What needs to be done: Please copy the records character for character, beginning with the line that contains "178, 492, 219]" and ending after the line that contains "426, 791, 467]".

Provided entries:
****

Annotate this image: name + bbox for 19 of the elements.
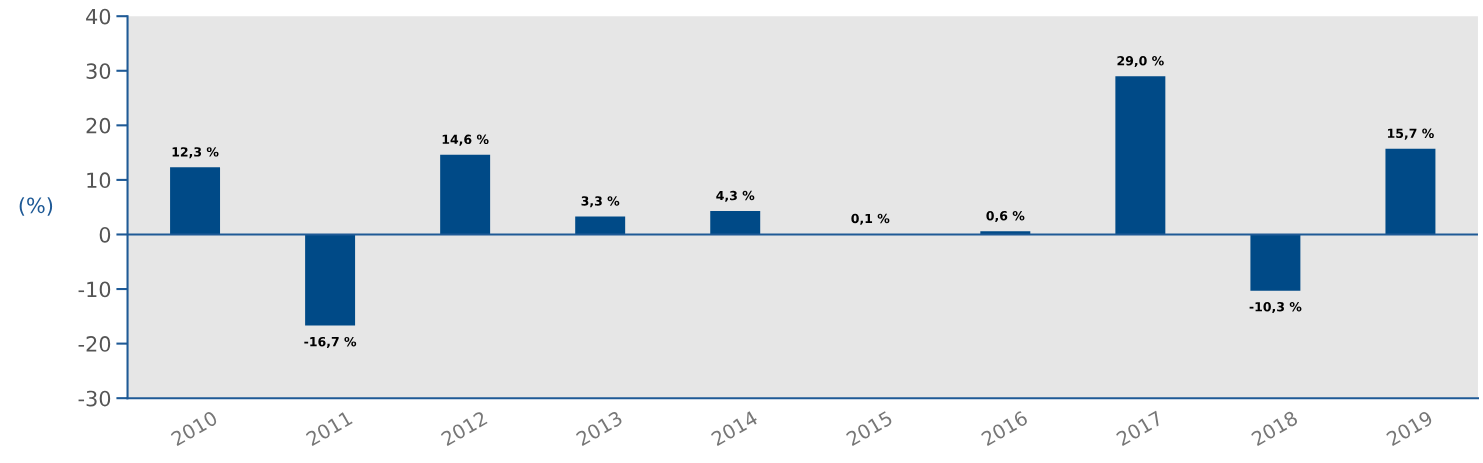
y-tick-label: 30: [86, 63, 111, 79]
data-label: 0,1 %: [851, 213, 890, 225]
data-label: -16,7 %: [304, 336, 357, 348]
y-tick-label: -10: [78, 281, 111, 298]
data-label: 0,6 %: [986, 210, 1025, 223]
data-label: 29,0 %: [1117, 56, 1164, 68]
y-tick-label: 0: [99, 226, 111, 243]
y-tick-label: 40: [86, 8, 111, 25]
y-axis-title: (%): [19, 197, 53, 216]
y-tick-label: -30: [78, 390, 111, 407]
data-label: 14,6 %: [442, 134, 489, 146]
data-label: 12,3 %: [172, 147, 219, 159]
data-label: -10,3 %: [1249, 302, 1302, 314]
data-label: 3,3 %: [581, 196, 620, 208]
data-label: 15,7 %: [1387, 128, 1434, 140]
y-tick-label: 20: [86, 117, 111, 134]
y-tick-label: 10: [87, 172, 111, 189]
y-tick-label: -20: [78, 336, 111, 352]
data-label: 4,3 %: [716, 190, 755, 202]
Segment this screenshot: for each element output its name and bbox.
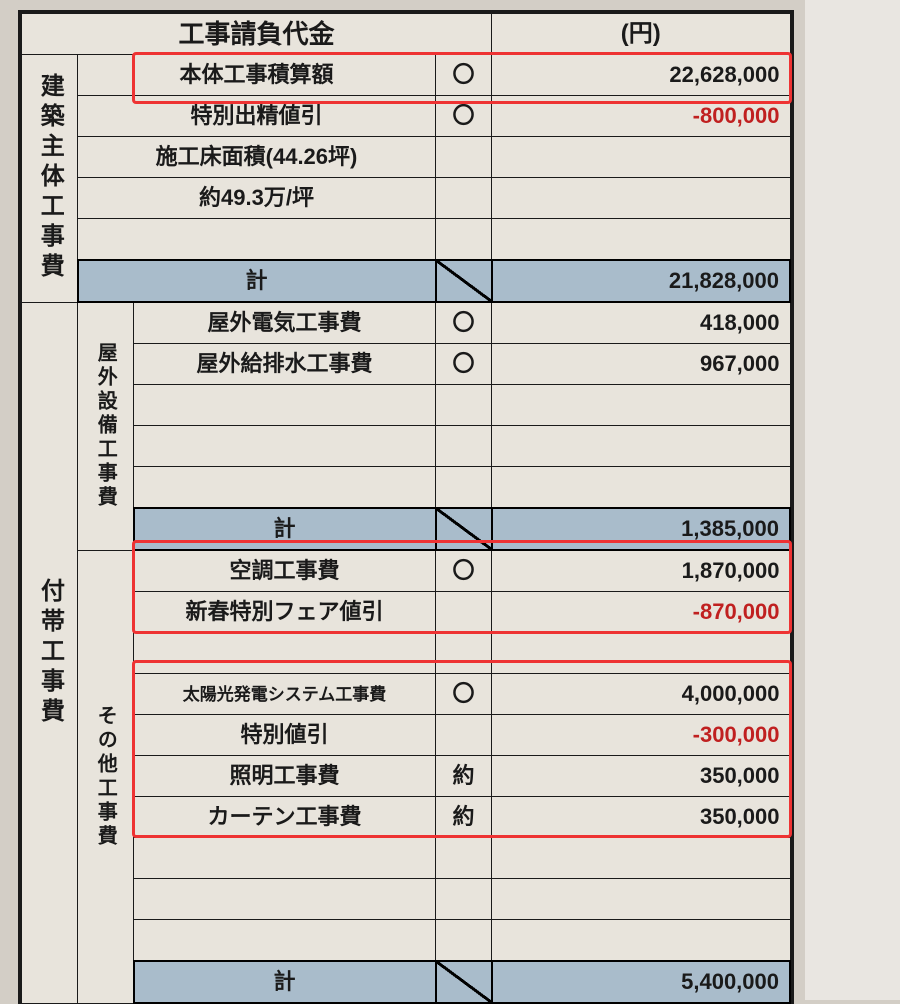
a4-mark	[436, 178, 492, 219]
row-a5	[22, 219, 791, 261]
b-sub-diag	[436, 508, 492, 550]
row-c10	[22, 920, 791, 962]
row-a2: 特別出精値引 〇 -800,000	[22, 96, 791, 137]
row-b5	[22, 467, 791, 509]
row-b-sub: 計 1,385,000	[22, 508, 791, 550]
header-title: 工事請負代金	[22, 14, 492, 55]
b-sub-label: 計	[134, 508, 436, 550]
row-c7: カーテン工事費 約 350,000	[22, 797, 791, 838]
a1-val: 22,628,000	[492, 55, 790, 96]
cat-s1: 屋外設備工事費	[78, 302, 134, 550]
cat-main: 建築主体工事費	[22, 55, 78, 303]
c5-desc: 特別値引	[134, 715, 436, 756]
b1-mark: 〇	[436, 302, 492, 344]
row-b4	[22, 426, 791, 467]
a4-val	[492, 178, 790, 219]
a5-val	[492, 219, 790, 261]
header-row: 工事請負代金 (円)	[22, 14, 791, 55]
a1-mark: 〇	[436, 55, 492, 96]
page-margin	[805, 0, 900, 1000]
a1-desc: 本体工事積算額	[78, 55, 436, 96]
a-sub-label: 計	[78, 260, 436, 302]
b2-desc: 屋外給排水工事費	[134, 344, 436, 385]
c2-mark	[436, 592, 492, 633]
header-unit: (円)	[492, 14, 790, 55]
c1-desc: 空調工事費	[134, 550, 436, 592]
cat-s2: その他工事費	[78, 550, 134, 1003]
row-c8	[22, 838, 791, 879]
c5-mark	[436, 715, 492, 756]
a3-desc: 施工床面積(44.26坪)	[78, 137, 436, 178]
row-b3	[22, 385, 791, 426]
c6-val: 350,000	[492, 756, 790, 797]
c4-val: 4,000,000	[492, 674, 790, 715]
c4-desc: 太陽光発電システム工事費	[134, 674, 436, 715]
c7-val: 350,000	[492, 797, 790, 838]
c1-val: 1,870,000	[492, 550, 790, 592]
a-sub-val: 21,828,000	[492, 260, 790, 302]
a2-desc: 特別出精値引	[78, 96, 436, 137]
a-sub-diag	[436, 260, 492, 302]
c2-desc: 新春特別フェア値引	[134, 592, 436, 633]
c6-desc: 照明工事費	[134, 756, 436, 797]
b2-mark: 〇	[436, 344, 492, 385]
row-a-sub: 計 21,828,000	[22, 260, 791, 302]
b1-desc: 屋外電気工事費	[134, 302, 436, 344]
a3-val	[492, 137, 790, 178]
row-c6: 照明工事費 約 350,000	[22, 756, 791, 797]
row-b1: 付帯工事費 屋外設備工事費 屋外電気工事費 〇 418,000	[22, 302, 791, 344]
b-sub-val: 1,385,000	[492, 508, 790, 550]
a3-mark	[436, 137, 492, 178]
c1-mark: 〇	[436, 550, 492, 592]
row-c5: 特別値引 -300,000	[22, 715, 791, 756]
c7-mark: 約	[436, 797, 492, 838]
a4-desc: 約49.3万/坪	[78, 178, 436, 219]
a5-mark	[436, 219, 492, 261]
row-c1: その他工事費 空調工事費 〇 1,870,000	[22, 550, 791, 592]
a2-val: -800,000	[492, 96, 790, 137]
row-a3: 施工床面積(44.26坪)	[22, 137, 791, 178]
b2-val: 967,000	[492, 344, 790, 385]
row-c9	[22, 879, 791, 920]
c7-desc: カーテン工事費	[134, 797, 436, 838]
c-sub-val: 5,400,000	[492, 961, 790, 1003]
row-c3	[22, 633, 791, 674]
b1-val: 418,000	[492, 302, 790, 344]
row-c-sub: 計 5,400,000	[22, 961, 791, 1003]
a5-desc	[78, 219, 436, 261]
row-a1: 建築主体工事費 本体工事積算額 〇 22,628,000	[22, 55, 791, 96]
estimate-table: 工事請負代金 (円) 建築主体工事費 本体工事積算額 〇 22,628,000 …	[18, 10, 794, 1004]
c-sub-label: 計	[134, 961, 436, 1003]
a2-mark: 〇	[436, 96, 492, 137]
c6-mark: 約	[436, 756, 492, 797]
row-c2: 新春特別フェア値引 -870,000	[22, 592, 791, 633]
c2-val: -870,000	[492, 592, 790, 633]
c5-val: -300,000	[492, 715, 790, 756]
row-a4: 約49.3万/坪	[22, 178, 791, 219]
row-b2: 屋外給排水工事費 〇 967,000	[22, 344, 791, 385]
c4-mark: 〇	[436, 674, 492, 715]
c-sub-diag	[436, 961, 492, 1003]
row-c4: 太陽光発電システム工事費 〇 4,000,000	[22, 674, 791, 715]
cat-sub: 付帯工事費	[22, 302, 78, 1003]
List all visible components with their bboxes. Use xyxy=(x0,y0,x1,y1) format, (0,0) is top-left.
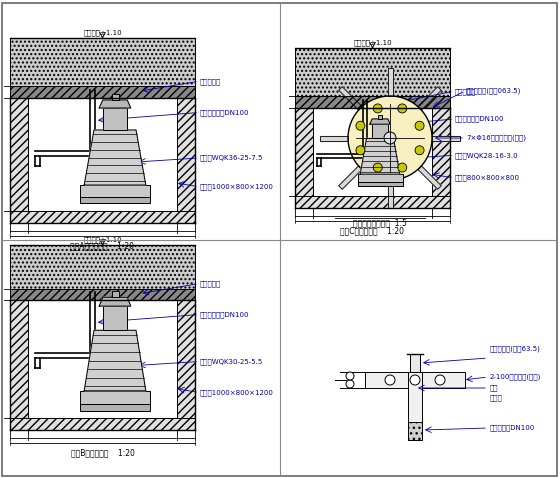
Bar xyxy=(295,108,313,196)
Text: 弄阀: 弄阀 xyxy=(490,385,498,391)
Bar xyxy=(10,418,195,430)
Polygon shape xyxy=(99,100,130,108)
Text: 喷坑B布置大样图    1:20: 喷坑B布置大样图 1:20 xyxy=(71,448,134,457)
Polygon shape xyxy=(99,297,130,306)
Bar xyxy=(111,291,119,297)
Circle shape xyxy=(348,96,432,180)
Bar xyxy=(102,108,127,130)
Bar xyxy=(10,245,195,289)
Bar xyxy=(295,196,450,208)
Text: 积水坑800×800×800: 积水坑800×800×800 xyxy=(455,174,520,181)
Circle shape xyxy=(384,132,396,144)
Polygon shape xyxy=(370,119,390,124)
Bar xyxy=(80,197,150,203)
Text: 不锈钢篦盖: 不锈钢篦盖 xyxy=(200,280,221,287)
Polygon shape xyxy=(84,130,146,185)
Bar xyxy=(410,354,420,372)
Bar xyxy=(80,185,150,197)
Text: 水面标高±1.10: 水面标高±1.10 xyxy=(83,237,122,243)
Text: 不锈钢篦盖: 不锈钢篦盖 xyxy=(455,88,476,95)
Bar xyxy=(372,124,388,139)
Bar xyxy=(10,98,28,211)
Text: 管帽头: 管帽头 xyxy=(490,395,503,402)
Text: 喷坑A布置大样图    1:20: 喷坑A布置大样图 1:20 xyxy=(71,241,134,250)
Circle shape xyxy=(398,104,407,113)
Polygon shape xyxy=(360,139,400,174)
Circle shape xyxy=(385,375,395,385)
Bar xyxy=(80,391,150,404)
Bar xyxy=(80,404,150,411)
Bar xyxy=(10,211,195,223)
Bar xyxy=(295,96,450,108)
Bar xyxy=(10,38,195,86)
Circle shape xyxy=(374,104,382,113)
Bar xyxy=(10,289,195,300)
Bar xyxy=(408,422,422,440)
Text: 水面标高±1.10: 水面标高±1.10 xyxy=(353,39,392,46)
Bar xyxy=(111,94,119,100)
Bar xyxy=(365,372,465,388)
Polygon shape xyxy=(339,166,362,189)
Text: 潜水泵出水管DN100: 潜水泵出水管DN100 xyxy=(200,109,250,116)
Circle shape xyxy=(398,163,407,172)
Bar xyxy=(357,182,403,186)
Circle shape xyxy=(346,372,354,380)
Polygon shape xyxy=(84,330,146,391)
Circle shape xyxy=(415,121,424,130)
Polygon shape xyxy=(432,135,460,141)
Bar xyxy=(177,300,195,418)
Bar xyxy=(432,108,450,196)
Bar xyxy=(357,174,403,182)
Bar xyxy=(378,115,382,119)
Polygon shape xyxy=(339,87,362,110)
Polygon shape xyxy=(388,180,393,208)
Text: 分水器平面大样图  1:5: 分水器平面大样图 1:5 xyxy=(353,218,407,227)
Text: 水面标高±1.10: 水面标高±1.10 xyxy=(83,29,122,36)
Bar xyxy=(177,98,195,211)
Bar xyxy=(408,372,422,440)
Bar xyxy=(10,86,195,98)
Bar xyxy=(295,48,450,96)
Text: 积水坑1000×800×1200: 积水坑1000×800×1200 xyxy=(200,389,274,396)
Text: 积水坑1000×800×1200: 积水坑1000×800×1200 xyxy=(200,184,274,190)
Text: 主支管路径(外径63.5): 主支管路径(外径63.5) xyxy=(490,346,541,352)
Text: 潜水泵出水管DN100: 潜水泵出水管DN100 xyxy=(455,116,505,122)
Circle shape xyxy=(374,163,382,172)
Text: 主支管路径(外径063.5): 主支管路径(外径063.5) xyxy=(466,87,521,94)
Polygon shape xyxy=(320,135,348,141)
Text: 潜水泵WQK28-16-3.0: 潜水泵WQK28-16-3.0 xyxy=(455,152,519,159)
Bar xyxy=(102,306,127,330)
Text: 喷坑C布置大样图    1:20: 喷坑C布置大样图 1:20 xyxy=(340,226,404,235)
Circle shape xyxy=(435,375,445,385)
Text: 2-100不锈钢管(喷管): 2-100不锈钢管(喷管) xyxy=(490,374,542,380)
Text: 水泵出水管DN100: 水泵出水管DN100 xyxy=(490,424,535,431)
Text: 潜水泵WQK30-25-5.5: 潜水泵WQK30-25-5.5 xyxy=(200,358,263,365)
Circle shape xyxy=(415,146,424,155)
Text: 7×Φ16不锈钢喷嘴(布满): 7×Φ16不锈钢喷嘴(布满) xyxy=(466,135,526,141)
Polygon shape xyxy=(418,166,441,189)
Text: 潜水泵WQK36-25-7.5: 潜水泵WQK36-25-7.5 xyxy=(200,155,263,161)
Circle shape xyxy=(410,375,420,385)
Bar xyxy=(10,300,28,418)
Circle shape xyxy=(356,146,365,155)
Polygon shape xyxy=(388,68,393,96)
Circle shape xyxy=(356,121,365,130)
Text: 不锈钢篦盖: 不锈钢篦盖 xyxy=(200,78,221,85)
Text: 潜水泵出水管DN100: 潜水泵出水管DN100 xyxy=(200,311,250,318)
Circle shape xyxy=(346,380,354,388)
Polygon shape xyxy=(418,87,441,110)
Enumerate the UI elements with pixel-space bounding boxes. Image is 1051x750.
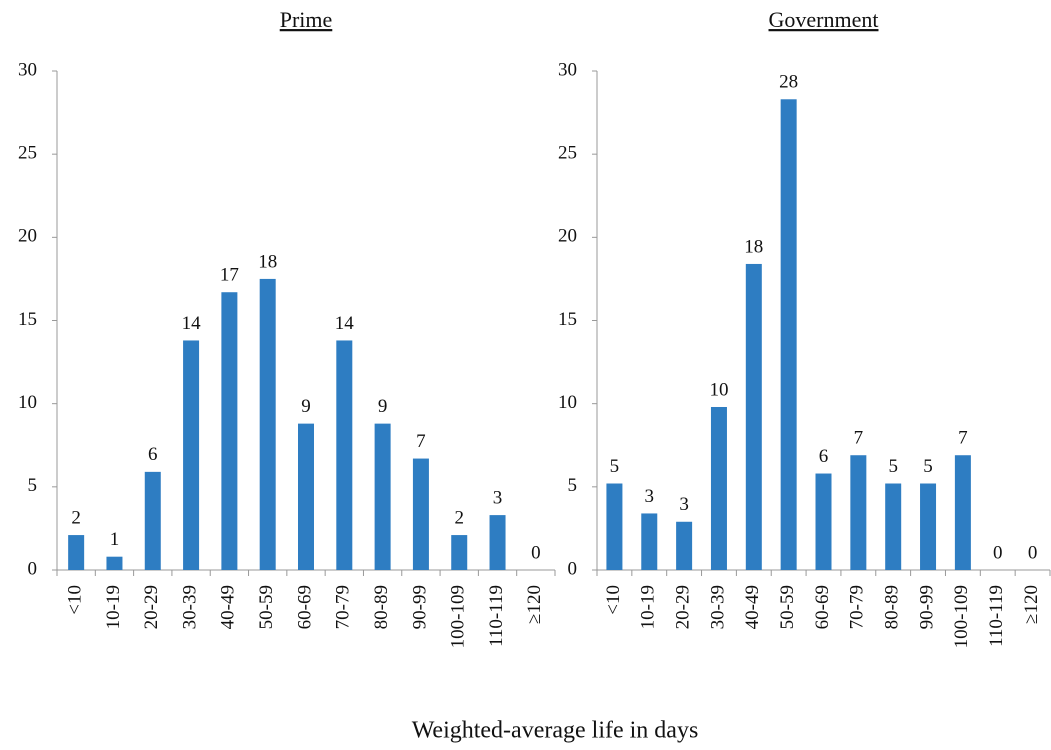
y-tick-label: 0 <box>28 558 38 579</box>
data-label: 7 <box>958 428 968 449</box>
bar <box>850 455 867 570</box>
data-label: 0 <box>1028 542 1038 563</box>
y-tick-label: 5 <box>28 475 38 496</box>
data-label: 28 <box>779 72 798 93</box>
x-tick-label: 60-69 <box>812 585 833 629</box>
data-label: 9 <box>378 396 388 417</box>
bar <box>920 483 937 570</box>
y-tick-label: 30 <box>18 59 37 80</box>
bar <box>106 556 123 570</box>
x-tick-label: 30-39 <box>179 585 200 629</box>
bar <box>298 423 314 570</box>
y-tick-label: 10 <box>558 392 577 413</box>
x-tick-label: 20-29 <box>672 585 693 629</box>
data-label: 18 <box>258 251 277 272</box>
bar <box>144 471 161 570</box>
x-tick-label: 60-69 <box>294 585 315 629</box>
data-label: 0 <box>531 542 541 563</box>
bar <box>954 455 971 570</box>
data-label: 3 <box>493 487 503 508</box>
x-tick-label: 100-109 <box>951 585 972 648</box>
data-label: 5 <box>610 456 620 477</box>
bar <box>68 535 85 570</box>
x-tick-label: 70-79 <box>333 585 354 629</box>
data-label: 18 <box>744 236 763 257</box>
data-label: 10 <box>709 379 728 400</box>
bar <box>815 473 832 570</box>
x-tick-label: 40-49 <box>742 585 763 629</box>
bar <box>676 521 693 570</box>
y-tick-label: 10 <box>18 392 37 413</box>
data-label: 2 <box>71 507 81 528</box>
data-label: 1 <box>110 529 120 550</box>
x-tick-label: <10 <box>603 585 624 615</box>
data-label: 9 <box>301 396 311 417</box>
chart-title: Government <box>769 7 879 32</box>
bar <box>221 292 238 570</box>
chart-title: Prime <box>280 7 333 32</box>
y-tick-label: 15 <box>18 309 37 330</box>
data-label: 5 <box>923 456 933 477</box>
bar <box>885 483 902 570</box>
bar <box>183 340 200 570</box>
data-label: 2 <box>454 507 464 528</box>
x-tick-label: 110-119 <box>486 585 507 647</box>
data-label: 14 <box>335 313 355 334</box>
data-label: 7 <box>854 428 864 449</box>
data-label: 5 <box>888 456 898 477</box>
bar <box>412 458 429 570</box>
x-axis-label: Weighted-average life in days <box>412 718 699 744</box>
x-tick-label: ≥120 <box>524 585 545 624</box>
y-tick-label: 25 <box>558 143 577 164</box>
y-tick-label: 0 <box>568 558 578 579</box>
x-tick-label: <10 <box>65 585 86 615</box>
bar <box>710 406 727 570</box>
x-tick-label: 90-99 <box>916 585 937 629</box>
y-tick-label: 25 <box>18 143 37 164</box>
data-label: 6 <box>148 444 158 465</box>
bar <box>780 99 797 570</box>
x-tick-label: ≥120 <box>1021 585 1042 624</box>
data-label: 0 <box>993 542 1003 563</box>
data-label: 3 <box>645 486 655 507</box>
bar <box>606 483 623 570</box>
data-label: 6 <box>819 446 829 467</box>
bar <box>489 515 506 570</box>
data-label: 7 <box>416 431 426 452</box>
bar <box>374 423 391 570</box>
x-tick-label: 10-19 <box>638 585 659 629</box>
x-tick-label: 50-59 <box>777 585 798 629</box>
x-tick-label: 20-29 <box>141 585 162 629</box>
bar <box>259 278 276 570</box>
x-tick-label: 50-59 <box>256 585 277 629</box>
data-label: 17 <box>220 265 239 286</box>
data-label: 3 <box>679 494 689 515</box>
y-tick-label: 30 <box>558 59 577 80</box>
x-tick-label: 100-109 <box>448 585 469 648</box>
y-tick-label: 5 <box>568 475 578 496</box>
bar <box>745 263 762 570</box>
bar <box>336 340 353 570</box>
x-tick-label: 10-19 <box>103 585 124 629</box>
bar <box>451 535 468 570</box>
x-tick-label: 90-99 <box>409 585 430 629</box>
bar <box>641 513 658 570</box>
x-tick-label: 30-39 <box>707 585 728 629</box>
x-tick-label: 80-89 <box>882 585 903 629</box>
y-tick-label: 20 <box>558 226 577 247</box>
x-tick-label: 80-89 <box>371 585 392 629</box>
y-tick-label: 20 <box>18 226 37 247</box>
x-tick-label: 110-119 <box>986 585 1007 647</box>
data-label: 14 <box>182 313 202 334</box>
x-tick-label: 40-49 <box>218 585 239 629</box>
y-tick-label: 15 <box>558 309 577 330</box>
x-tick-label: 70-79 <box>847 585 868 629</box>
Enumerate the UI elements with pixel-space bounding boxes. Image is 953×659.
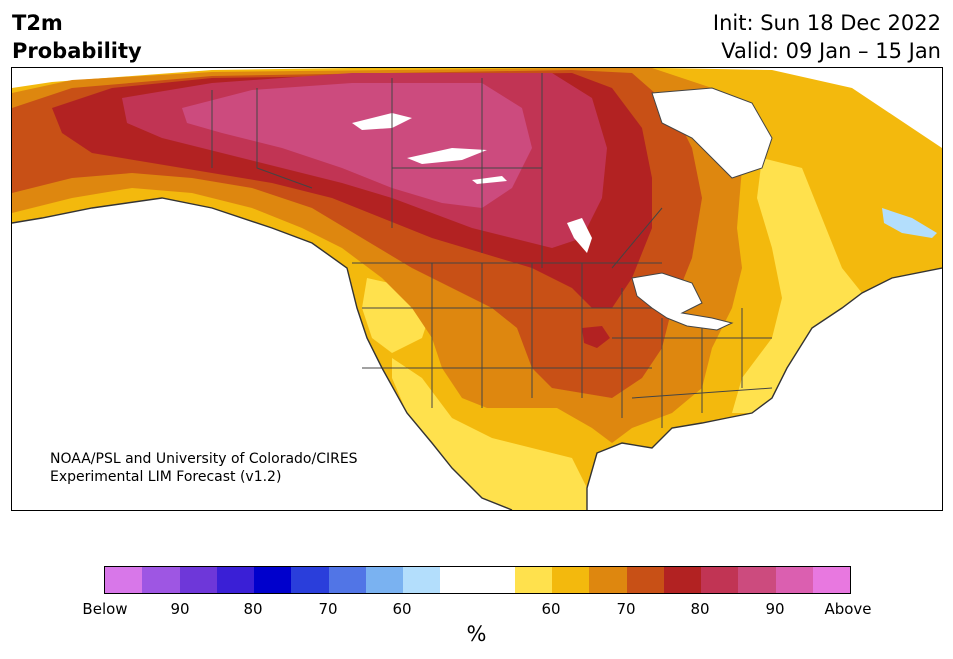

****

Written response:
a4-mark	[436, 178, 492, 219]
row-a5	[22, 219, 791, 261]
b-sub-diag	[436, 508, 492, 550]
row-c10	[22, 920, 791, 962]
row-a2: 特別出精値引 〇 -800,000	[22, 96, 791, 137]
row-b5	[22, 467, 791, 509]
row-b-sub: 計 1,385,000	[22, 508, 791, 550]
header-title: 工事請負代金	[22, 14, 492, 55]
b-sub-label: 計	[134, 508, 436, 550]
row-c7: カーテン工事費 約 350,000	[22, 797, 791, 838]
a1-val: 22,628,000	[492, 55, 790, 96]
cat-s1: 屋外設備工事費	[78, 302, 134, 550]
cat-main: 建築主体工事費	[22, 55, 78, 303]
c5-desc: 特別値引	[134, 715, 436, 756]
b1-mark: 〇	[436, 302, 492, 344]
row-b4	[22, 426, 791, 467]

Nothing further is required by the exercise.